Exercise prompt:
How many lines in the records below hold the string "shortcut"? Please answer with the number and nothing more.
── Material shown
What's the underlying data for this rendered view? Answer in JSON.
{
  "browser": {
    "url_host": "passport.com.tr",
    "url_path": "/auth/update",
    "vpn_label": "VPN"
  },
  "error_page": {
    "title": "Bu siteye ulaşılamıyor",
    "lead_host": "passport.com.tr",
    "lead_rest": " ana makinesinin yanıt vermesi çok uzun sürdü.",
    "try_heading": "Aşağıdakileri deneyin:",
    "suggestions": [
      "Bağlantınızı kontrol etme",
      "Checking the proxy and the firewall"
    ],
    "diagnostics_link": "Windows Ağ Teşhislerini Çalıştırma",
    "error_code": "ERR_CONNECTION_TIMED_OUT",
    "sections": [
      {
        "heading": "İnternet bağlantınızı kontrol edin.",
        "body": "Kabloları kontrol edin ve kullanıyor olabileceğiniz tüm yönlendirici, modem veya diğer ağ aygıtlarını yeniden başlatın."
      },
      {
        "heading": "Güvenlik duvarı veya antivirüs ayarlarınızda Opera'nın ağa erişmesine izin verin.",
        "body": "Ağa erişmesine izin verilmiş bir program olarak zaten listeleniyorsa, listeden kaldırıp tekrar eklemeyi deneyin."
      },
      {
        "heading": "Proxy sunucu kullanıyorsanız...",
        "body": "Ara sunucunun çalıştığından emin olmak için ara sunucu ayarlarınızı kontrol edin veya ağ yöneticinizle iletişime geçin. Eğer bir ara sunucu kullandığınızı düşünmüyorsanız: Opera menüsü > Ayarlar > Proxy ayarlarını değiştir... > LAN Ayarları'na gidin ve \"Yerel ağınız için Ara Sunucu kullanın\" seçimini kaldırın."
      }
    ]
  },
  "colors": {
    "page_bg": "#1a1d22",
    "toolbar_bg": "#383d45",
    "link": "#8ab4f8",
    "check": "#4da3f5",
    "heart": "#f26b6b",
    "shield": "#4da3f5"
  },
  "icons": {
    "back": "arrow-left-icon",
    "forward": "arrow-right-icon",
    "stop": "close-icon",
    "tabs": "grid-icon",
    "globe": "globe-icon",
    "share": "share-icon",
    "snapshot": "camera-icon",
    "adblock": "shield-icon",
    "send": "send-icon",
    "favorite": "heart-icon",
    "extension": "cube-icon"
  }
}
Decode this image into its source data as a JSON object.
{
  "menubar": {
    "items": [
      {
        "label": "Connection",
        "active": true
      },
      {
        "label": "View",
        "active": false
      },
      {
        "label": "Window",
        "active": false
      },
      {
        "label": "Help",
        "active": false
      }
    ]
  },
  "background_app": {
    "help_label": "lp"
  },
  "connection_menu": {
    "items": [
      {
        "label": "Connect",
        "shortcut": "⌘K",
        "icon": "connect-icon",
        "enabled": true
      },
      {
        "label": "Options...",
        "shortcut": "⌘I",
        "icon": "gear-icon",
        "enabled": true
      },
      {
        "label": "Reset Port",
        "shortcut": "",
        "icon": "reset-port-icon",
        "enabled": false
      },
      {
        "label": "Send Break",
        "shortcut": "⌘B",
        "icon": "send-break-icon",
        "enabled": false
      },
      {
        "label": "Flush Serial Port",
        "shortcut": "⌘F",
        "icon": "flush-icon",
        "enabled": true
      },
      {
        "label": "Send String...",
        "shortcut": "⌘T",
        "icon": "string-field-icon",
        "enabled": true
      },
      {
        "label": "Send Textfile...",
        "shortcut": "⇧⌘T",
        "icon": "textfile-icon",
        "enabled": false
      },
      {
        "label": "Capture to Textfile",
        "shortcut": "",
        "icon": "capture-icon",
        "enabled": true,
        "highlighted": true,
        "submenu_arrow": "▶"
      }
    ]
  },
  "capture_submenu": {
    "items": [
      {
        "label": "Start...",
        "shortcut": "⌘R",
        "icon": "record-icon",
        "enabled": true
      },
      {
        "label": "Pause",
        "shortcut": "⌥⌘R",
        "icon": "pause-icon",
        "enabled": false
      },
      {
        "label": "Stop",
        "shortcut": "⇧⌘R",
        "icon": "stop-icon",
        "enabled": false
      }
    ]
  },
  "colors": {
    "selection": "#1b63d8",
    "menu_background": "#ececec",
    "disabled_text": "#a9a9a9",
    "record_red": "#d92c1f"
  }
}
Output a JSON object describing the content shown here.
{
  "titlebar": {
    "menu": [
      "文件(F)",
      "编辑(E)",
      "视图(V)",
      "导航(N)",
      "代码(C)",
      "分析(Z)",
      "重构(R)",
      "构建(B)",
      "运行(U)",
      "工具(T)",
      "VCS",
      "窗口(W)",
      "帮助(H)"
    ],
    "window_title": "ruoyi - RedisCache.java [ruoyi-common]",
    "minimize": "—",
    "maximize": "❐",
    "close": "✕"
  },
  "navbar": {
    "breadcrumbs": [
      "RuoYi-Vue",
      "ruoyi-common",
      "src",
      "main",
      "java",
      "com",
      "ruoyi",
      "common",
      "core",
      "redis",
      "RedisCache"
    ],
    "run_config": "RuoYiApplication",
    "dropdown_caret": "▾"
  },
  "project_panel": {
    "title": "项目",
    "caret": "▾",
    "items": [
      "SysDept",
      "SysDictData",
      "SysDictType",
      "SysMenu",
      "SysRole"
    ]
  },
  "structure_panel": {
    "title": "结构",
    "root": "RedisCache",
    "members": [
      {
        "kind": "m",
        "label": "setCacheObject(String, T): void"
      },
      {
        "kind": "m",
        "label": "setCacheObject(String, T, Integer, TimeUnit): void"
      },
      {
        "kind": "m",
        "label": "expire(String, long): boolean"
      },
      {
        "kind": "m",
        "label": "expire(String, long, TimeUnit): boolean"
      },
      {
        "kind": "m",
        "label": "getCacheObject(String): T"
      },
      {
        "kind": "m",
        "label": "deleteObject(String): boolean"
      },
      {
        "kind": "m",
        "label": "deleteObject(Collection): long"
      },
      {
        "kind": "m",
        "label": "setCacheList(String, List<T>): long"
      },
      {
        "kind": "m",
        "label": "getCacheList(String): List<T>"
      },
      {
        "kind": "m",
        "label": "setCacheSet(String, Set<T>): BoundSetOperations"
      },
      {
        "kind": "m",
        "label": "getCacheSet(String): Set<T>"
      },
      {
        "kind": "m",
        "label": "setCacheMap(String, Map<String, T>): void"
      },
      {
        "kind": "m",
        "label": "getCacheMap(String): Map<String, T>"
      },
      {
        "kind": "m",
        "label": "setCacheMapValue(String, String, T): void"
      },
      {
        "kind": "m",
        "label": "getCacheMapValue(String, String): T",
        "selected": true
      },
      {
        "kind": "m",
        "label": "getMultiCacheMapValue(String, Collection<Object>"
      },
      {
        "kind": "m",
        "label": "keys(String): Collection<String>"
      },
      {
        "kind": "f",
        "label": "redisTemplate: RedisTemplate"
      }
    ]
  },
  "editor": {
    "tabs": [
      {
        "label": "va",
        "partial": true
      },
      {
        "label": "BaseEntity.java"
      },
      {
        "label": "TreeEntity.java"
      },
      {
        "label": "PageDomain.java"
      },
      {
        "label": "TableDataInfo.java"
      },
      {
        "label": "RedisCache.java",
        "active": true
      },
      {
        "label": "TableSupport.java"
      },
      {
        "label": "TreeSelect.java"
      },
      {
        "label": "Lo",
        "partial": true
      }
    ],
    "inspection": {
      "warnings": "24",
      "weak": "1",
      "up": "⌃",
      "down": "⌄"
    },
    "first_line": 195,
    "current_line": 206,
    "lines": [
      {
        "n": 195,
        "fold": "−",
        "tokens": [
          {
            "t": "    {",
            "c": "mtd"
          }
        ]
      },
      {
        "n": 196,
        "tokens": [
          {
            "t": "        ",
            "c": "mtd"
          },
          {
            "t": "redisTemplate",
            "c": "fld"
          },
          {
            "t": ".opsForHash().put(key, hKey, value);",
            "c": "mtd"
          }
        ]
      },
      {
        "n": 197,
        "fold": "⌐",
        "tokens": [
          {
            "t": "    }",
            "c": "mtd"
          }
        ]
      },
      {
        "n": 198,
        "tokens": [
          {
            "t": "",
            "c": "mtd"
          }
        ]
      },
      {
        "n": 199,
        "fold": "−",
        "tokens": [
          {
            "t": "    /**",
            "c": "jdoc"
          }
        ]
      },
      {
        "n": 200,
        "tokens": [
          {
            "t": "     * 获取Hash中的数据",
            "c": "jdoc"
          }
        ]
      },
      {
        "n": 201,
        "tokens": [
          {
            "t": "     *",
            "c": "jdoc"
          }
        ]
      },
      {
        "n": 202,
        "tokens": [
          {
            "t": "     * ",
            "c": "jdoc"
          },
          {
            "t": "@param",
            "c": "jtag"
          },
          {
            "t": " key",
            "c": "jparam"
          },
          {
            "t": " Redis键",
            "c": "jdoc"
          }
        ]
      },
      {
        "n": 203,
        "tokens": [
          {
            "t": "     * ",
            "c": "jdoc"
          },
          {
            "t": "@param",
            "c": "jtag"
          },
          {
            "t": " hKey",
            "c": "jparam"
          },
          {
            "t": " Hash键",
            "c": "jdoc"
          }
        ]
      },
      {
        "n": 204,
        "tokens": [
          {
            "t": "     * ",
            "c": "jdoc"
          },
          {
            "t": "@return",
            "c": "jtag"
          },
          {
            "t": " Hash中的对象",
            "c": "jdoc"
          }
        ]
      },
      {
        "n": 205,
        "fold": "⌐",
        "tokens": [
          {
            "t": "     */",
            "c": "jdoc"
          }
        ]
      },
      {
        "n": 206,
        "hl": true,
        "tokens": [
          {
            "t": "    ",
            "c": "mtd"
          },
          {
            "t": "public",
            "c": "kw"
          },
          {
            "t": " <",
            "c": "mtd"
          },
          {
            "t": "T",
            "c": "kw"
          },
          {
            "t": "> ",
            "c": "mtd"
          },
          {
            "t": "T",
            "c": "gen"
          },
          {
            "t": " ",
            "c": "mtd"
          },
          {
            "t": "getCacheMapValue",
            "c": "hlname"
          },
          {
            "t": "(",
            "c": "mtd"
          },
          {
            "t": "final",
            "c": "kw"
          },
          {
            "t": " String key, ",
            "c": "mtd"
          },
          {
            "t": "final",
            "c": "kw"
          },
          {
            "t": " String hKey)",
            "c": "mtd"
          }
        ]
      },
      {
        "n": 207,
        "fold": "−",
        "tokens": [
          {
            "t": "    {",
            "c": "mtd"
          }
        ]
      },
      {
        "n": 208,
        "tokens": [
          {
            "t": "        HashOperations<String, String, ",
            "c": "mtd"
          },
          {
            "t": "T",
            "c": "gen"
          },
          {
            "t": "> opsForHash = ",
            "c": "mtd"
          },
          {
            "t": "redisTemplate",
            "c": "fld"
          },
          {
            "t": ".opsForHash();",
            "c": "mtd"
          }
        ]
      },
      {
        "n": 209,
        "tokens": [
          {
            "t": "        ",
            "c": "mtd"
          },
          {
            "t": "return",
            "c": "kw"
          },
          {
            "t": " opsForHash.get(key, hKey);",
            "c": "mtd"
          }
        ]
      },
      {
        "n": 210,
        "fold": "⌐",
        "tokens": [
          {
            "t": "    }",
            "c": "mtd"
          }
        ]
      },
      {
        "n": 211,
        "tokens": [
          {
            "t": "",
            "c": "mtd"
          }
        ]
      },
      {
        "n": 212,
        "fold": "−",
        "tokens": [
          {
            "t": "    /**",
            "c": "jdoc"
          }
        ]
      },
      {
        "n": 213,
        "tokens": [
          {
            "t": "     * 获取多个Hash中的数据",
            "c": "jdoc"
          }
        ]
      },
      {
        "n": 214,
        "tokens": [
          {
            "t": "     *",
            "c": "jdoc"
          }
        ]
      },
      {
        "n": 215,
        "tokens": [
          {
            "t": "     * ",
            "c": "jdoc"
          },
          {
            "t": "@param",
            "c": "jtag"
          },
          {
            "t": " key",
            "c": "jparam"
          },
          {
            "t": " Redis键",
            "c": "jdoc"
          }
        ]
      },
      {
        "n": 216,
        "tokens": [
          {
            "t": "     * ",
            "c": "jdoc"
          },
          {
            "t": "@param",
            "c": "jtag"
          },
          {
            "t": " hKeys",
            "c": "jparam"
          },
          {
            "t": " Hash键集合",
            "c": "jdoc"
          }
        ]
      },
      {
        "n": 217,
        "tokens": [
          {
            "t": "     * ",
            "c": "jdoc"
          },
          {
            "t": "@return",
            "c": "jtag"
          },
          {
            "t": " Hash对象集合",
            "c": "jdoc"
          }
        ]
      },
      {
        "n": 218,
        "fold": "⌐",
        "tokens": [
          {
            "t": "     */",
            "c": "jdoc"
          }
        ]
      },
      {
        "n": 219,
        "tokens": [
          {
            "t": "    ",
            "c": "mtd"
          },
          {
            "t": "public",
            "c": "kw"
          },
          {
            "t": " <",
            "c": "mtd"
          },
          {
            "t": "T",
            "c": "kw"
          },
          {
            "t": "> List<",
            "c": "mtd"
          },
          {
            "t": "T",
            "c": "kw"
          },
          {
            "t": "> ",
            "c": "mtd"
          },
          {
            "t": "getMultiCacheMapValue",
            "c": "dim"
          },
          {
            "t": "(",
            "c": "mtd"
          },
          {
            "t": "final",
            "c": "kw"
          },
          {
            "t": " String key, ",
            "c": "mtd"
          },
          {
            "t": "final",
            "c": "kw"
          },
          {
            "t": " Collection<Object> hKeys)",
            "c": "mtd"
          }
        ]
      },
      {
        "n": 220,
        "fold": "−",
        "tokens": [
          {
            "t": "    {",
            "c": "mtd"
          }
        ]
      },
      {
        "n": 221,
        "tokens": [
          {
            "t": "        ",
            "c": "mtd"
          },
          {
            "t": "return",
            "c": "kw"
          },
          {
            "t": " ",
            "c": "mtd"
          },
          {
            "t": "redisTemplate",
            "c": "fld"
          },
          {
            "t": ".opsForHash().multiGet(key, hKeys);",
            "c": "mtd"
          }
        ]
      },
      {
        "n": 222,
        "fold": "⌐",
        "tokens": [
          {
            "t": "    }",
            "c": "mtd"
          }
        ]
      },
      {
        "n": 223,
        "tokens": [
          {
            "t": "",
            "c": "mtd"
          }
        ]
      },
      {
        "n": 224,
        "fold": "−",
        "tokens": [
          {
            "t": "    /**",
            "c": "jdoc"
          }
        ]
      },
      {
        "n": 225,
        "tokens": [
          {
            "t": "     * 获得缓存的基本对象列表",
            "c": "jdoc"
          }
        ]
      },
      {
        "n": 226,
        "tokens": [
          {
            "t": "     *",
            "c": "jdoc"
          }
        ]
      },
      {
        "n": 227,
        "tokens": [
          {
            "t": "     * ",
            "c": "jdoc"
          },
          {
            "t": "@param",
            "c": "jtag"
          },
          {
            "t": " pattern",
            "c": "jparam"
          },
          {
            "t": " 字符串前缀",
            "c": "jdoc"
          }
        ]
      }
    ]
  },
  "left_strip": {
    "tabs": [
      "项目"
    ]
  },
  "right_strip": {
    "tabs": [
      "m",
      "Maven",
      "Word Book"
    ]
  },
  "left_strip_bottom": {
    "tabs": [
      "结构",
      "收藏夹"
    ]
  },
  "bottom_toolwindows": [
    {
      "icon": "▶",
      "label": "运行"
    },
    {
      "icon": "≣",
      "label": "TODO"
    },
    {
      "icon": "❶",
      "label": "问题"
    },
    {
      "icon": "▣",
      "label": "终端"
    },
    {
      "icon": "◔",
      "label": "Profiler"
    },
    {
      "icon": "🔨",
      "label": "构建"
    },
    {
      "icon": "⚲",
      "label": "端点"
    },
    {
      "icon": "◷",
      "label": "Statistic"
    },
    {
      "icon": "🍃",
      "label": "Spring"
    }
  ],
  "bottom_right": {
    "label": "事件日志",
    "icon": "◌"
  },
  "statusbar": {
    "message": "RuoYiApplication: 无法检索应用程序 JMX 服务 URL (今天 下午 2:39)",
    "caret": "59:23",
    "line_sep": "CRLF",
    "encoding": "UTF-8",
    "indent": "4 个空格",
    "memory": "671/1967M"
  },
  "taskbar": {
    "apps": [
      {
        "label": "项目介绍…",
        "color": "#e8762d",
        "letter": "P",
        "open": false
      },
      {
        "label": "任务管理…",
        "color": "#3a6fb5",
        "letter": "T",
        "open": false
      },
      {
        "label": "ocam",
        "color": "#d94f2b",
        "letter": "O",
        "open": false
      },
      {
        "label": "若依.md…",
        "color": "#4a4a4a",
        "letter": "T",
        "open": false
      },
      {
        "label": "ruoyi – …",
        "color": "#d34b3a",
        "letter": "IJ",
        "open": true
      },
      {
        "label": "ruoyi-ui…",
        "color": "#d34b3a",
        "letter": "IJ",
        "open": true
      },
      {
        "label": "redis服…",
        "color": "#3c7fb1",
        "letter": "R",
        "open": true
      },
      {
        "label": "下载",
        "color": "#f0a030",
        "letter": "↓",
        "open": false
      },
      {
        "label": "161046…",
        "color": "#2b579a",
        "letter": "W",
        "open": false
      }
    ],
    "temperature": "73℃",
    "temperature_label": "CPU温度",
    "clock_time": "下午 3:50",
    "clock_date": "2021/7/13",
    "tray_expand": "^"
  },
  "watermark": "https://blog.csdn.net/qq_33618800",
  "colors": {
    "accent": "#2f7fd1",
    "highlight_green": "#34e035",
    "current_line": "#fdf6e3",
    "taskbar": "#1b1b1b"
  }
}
────
Task output:
11